Copy every line from the data below in which the string "There" can be found.

Excerpt from a dataset
* * * * * * * * *
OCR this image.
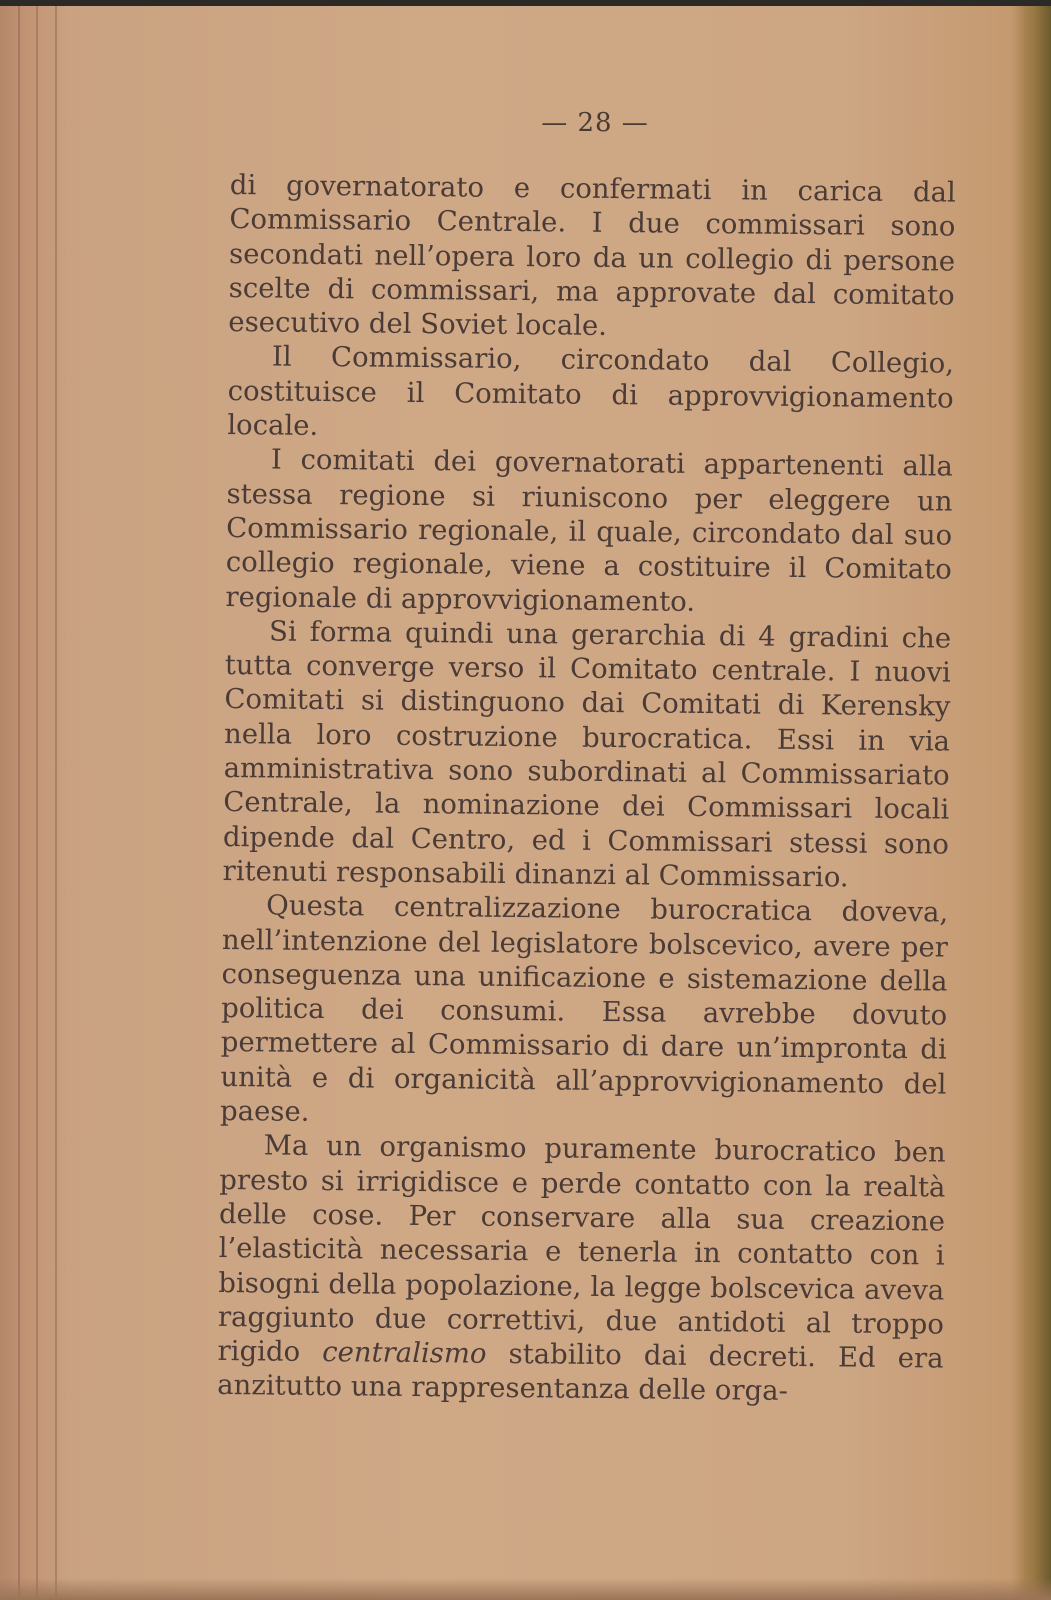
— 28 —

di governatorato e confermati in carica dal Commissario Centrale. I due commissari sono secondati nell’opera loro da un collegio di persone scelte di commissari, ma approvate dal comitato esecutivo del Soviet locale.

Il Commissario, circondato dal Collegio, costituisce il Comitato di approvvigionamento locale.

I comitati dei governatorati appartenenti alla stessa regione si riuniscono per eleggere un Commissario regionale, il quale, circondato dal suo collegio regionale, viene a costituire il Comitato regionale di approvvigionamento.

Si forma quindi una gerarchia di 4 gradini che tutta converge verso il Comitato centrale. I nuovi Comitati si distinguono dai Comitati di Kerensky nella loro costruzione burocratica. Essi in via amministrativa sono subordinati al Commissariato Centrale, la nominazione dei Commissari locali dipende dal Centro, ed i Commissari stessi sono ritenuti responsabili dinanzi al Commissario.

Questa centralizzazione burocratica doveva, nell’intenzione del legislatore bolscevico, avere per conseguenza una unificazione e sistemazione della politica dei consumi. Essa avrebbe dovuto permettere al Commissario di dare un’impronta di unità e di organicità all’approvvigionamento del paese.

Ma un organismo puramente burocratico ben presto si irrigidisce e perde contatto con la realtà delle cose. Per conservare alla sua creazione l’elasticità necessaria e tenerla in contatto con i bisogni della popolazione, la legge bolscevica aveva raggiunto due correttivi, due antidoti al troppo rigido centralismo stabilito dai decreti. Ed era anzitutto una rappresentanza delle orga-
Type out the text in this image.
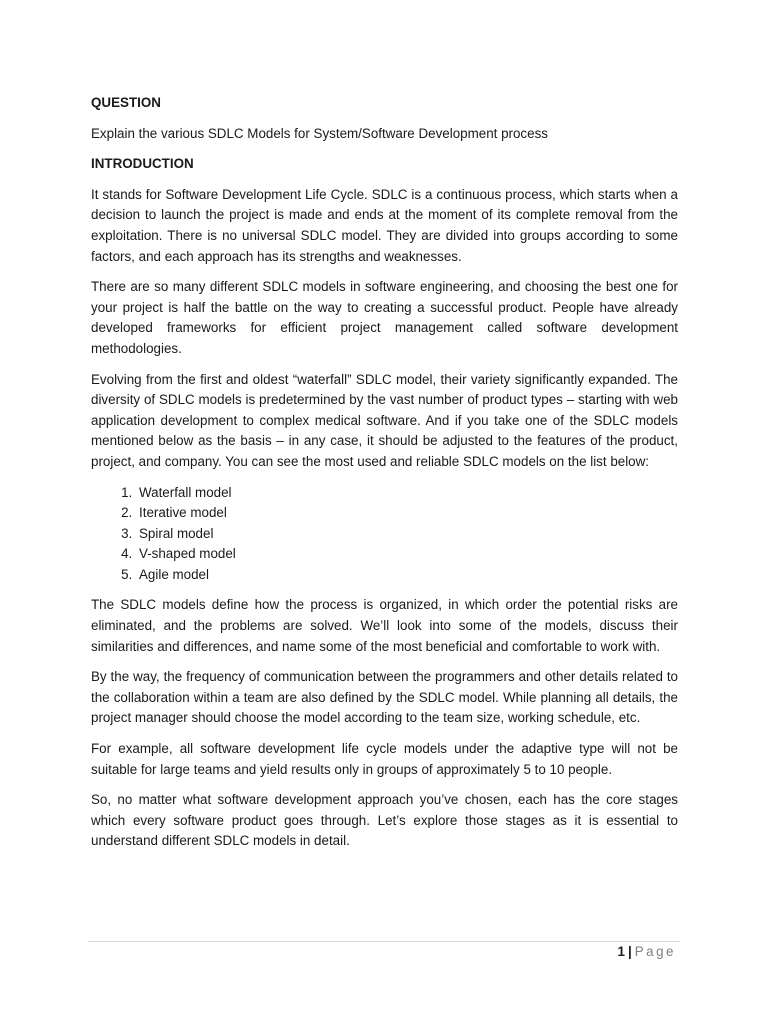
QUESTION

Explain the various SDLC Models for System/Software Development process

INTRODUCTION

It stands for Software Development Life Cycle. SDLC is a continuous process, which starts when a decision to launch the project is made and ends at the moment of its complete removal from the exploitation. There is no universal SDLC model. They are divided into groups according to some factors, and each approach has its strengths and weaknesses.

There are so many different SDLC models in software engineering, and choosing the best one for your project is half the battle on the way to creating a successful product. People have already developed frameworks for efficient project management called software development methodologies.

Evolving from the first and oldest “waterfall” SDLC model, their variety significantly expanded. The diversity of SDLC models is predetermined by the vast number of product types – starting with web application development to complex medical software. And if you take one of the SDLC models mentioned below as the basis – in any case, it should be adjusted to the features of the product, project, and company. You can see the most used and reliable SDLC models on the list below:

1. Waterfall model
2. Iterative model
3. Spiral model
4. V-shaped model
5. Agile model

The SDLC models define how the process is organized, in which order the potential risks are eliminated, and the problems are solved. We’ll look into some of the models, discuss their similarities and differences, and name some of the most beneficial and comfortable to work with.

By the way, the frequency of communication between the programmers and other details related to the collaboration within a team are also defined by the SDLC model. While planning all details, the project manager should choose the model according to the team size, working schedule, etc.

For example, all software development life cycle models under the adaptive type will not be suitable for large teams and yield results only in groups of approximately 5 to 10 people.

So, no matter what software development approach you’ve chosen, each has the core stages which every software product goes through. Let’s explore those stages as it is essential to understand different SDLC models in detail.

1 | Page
* * * * * * * * *
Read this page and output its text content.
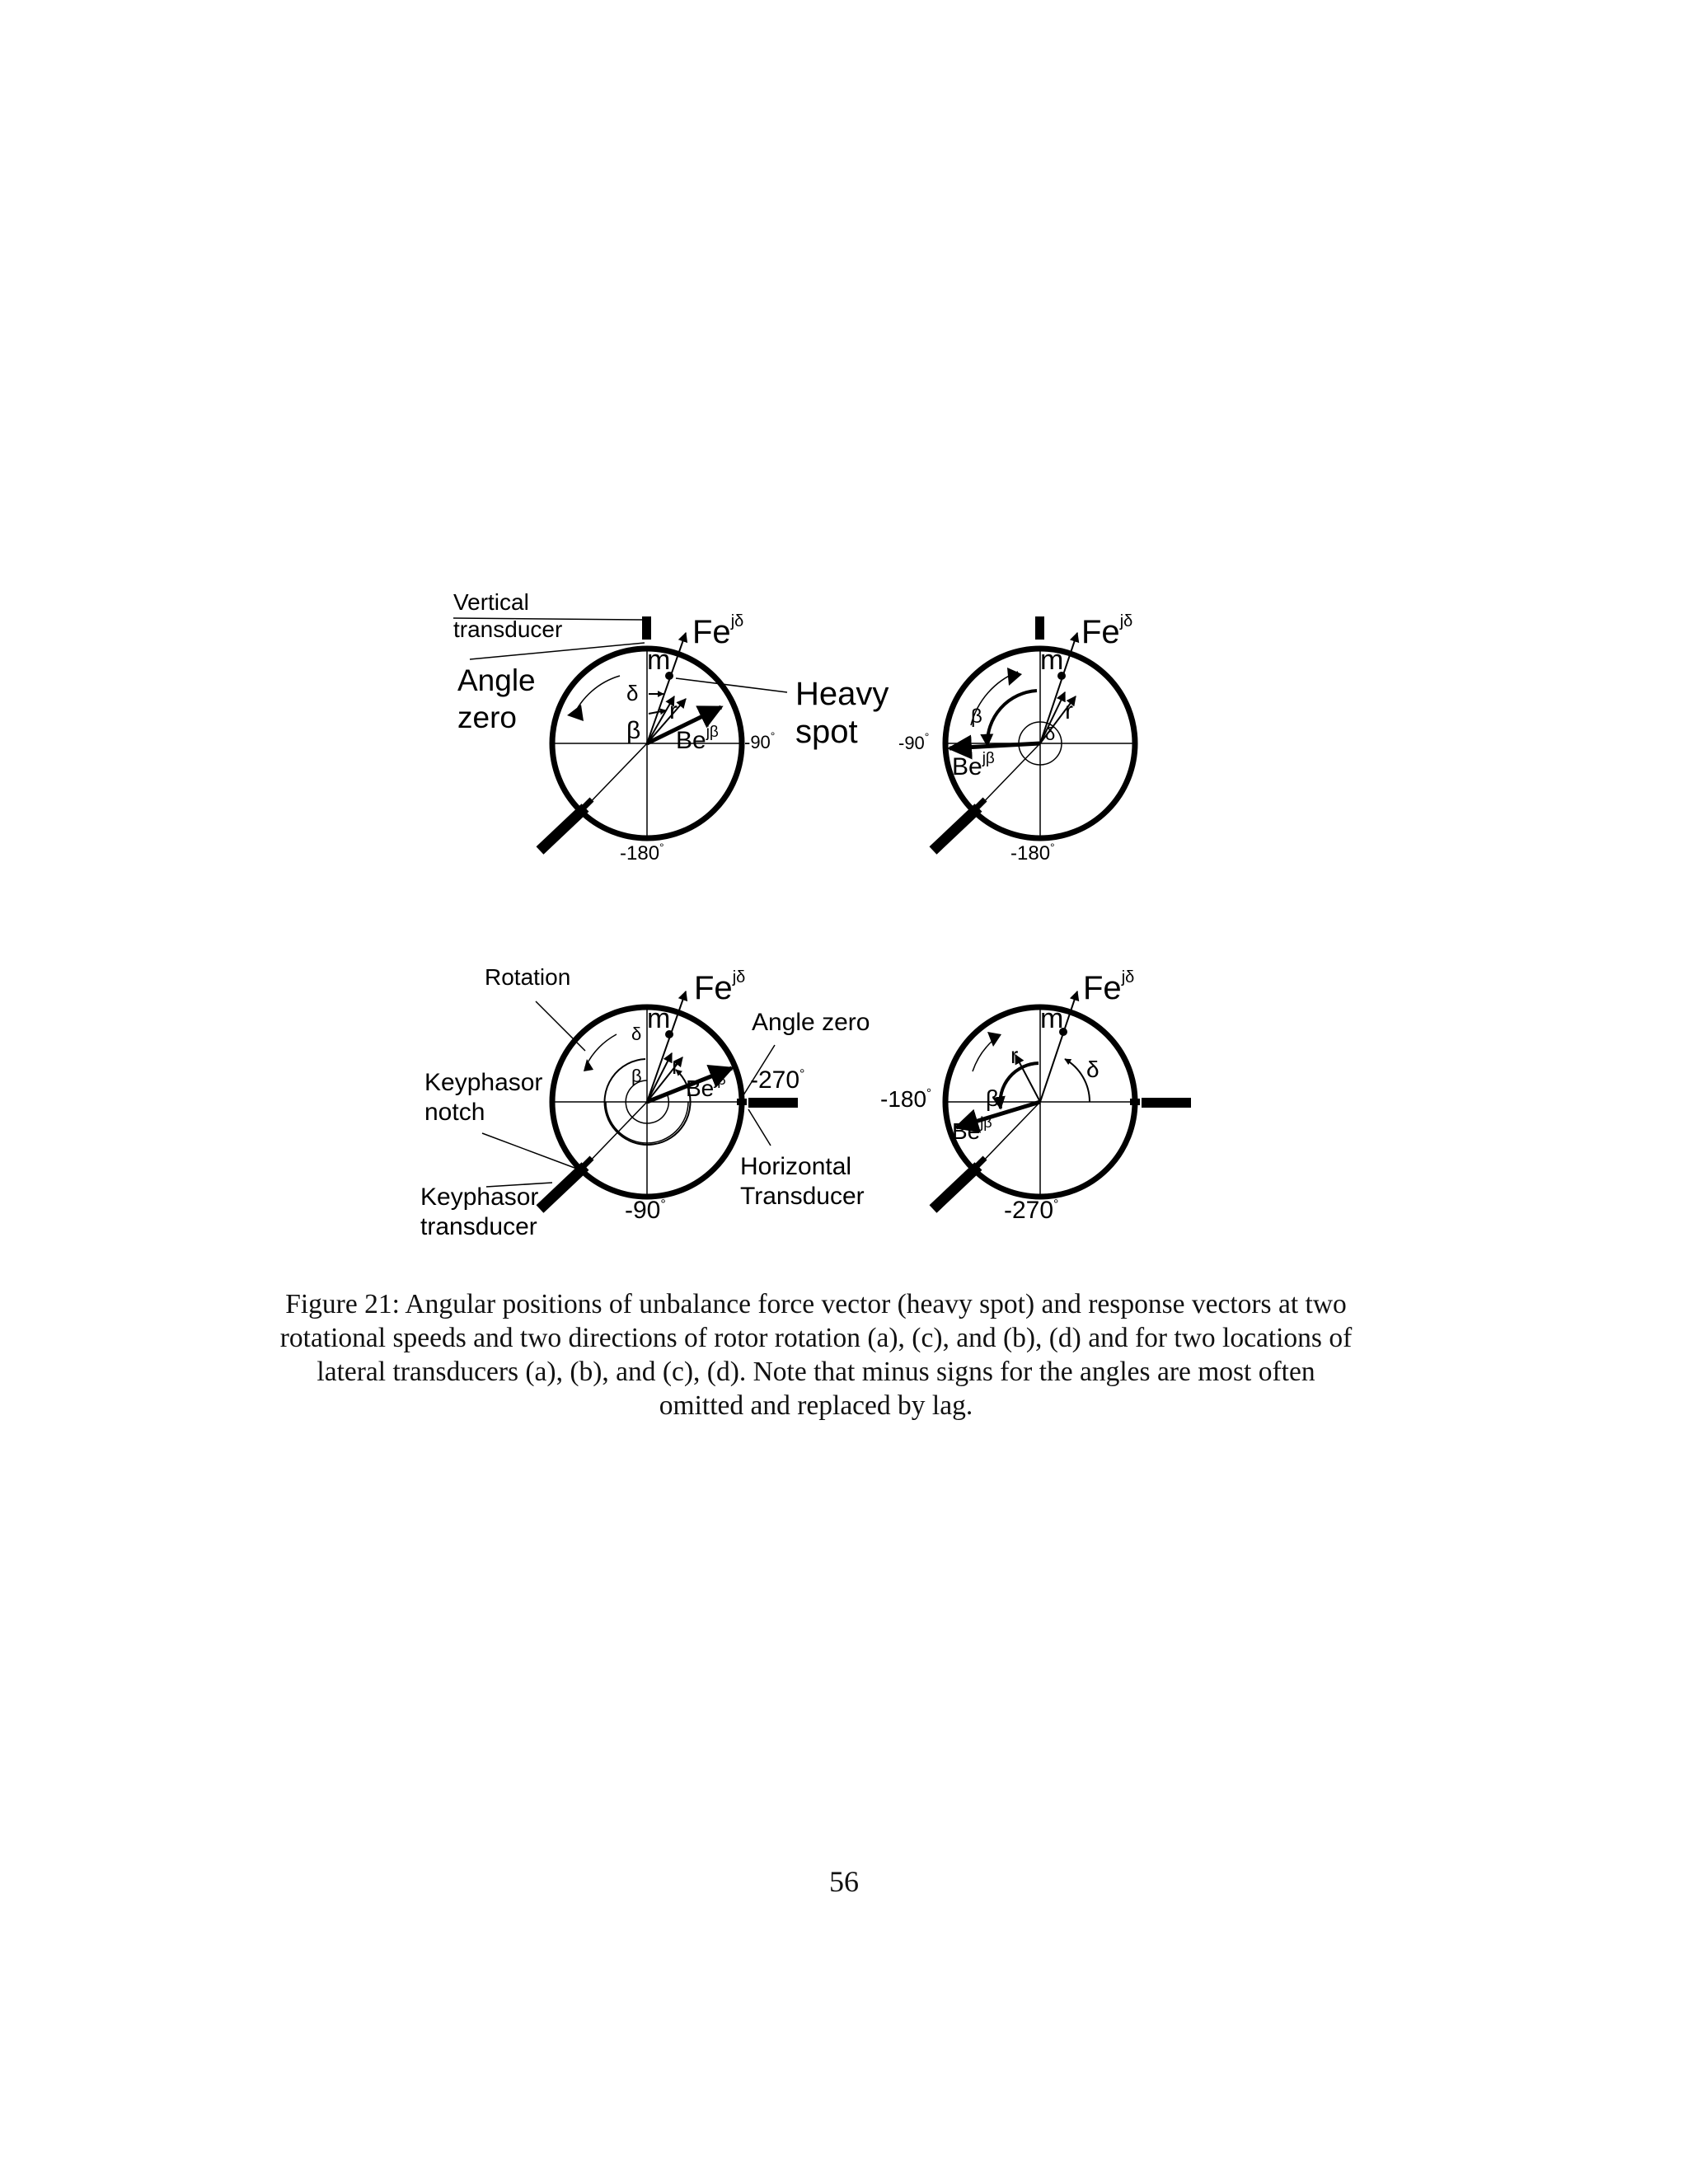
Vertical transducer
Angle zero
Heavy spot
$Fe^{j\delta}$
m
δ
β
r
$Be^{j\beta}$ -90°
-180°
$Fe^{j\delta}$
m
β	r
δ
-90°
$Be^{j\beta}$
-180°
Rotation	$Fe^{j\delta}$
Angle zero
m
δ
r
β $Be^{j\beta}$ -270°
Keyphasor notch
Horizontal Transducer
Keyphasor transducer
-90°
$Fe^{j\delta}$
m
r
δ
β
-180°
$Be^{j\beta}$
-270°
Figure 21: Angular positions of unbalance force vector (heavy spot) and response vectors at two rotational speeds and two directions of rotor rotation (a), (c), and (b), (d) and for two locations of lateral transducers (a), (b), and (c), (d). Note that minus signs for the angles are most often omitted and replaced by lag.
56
* * * * * * * * *
Written response =
It stands for Software Development Life Cycle. SDLC is a continuous process, which starts when a decision to launch the project is made and ends at the moment of its complete removal from the exploitation. There is no universal SDLC model. They are divided into groups according to some factors, and each approach has its strengths and weaknesses.
There are so many different SDLC models in software engineering, and choosing the best one for your project is half the battle on the way to creating a successful product. People have already developed frameworks for efficient project management called software development methodologies.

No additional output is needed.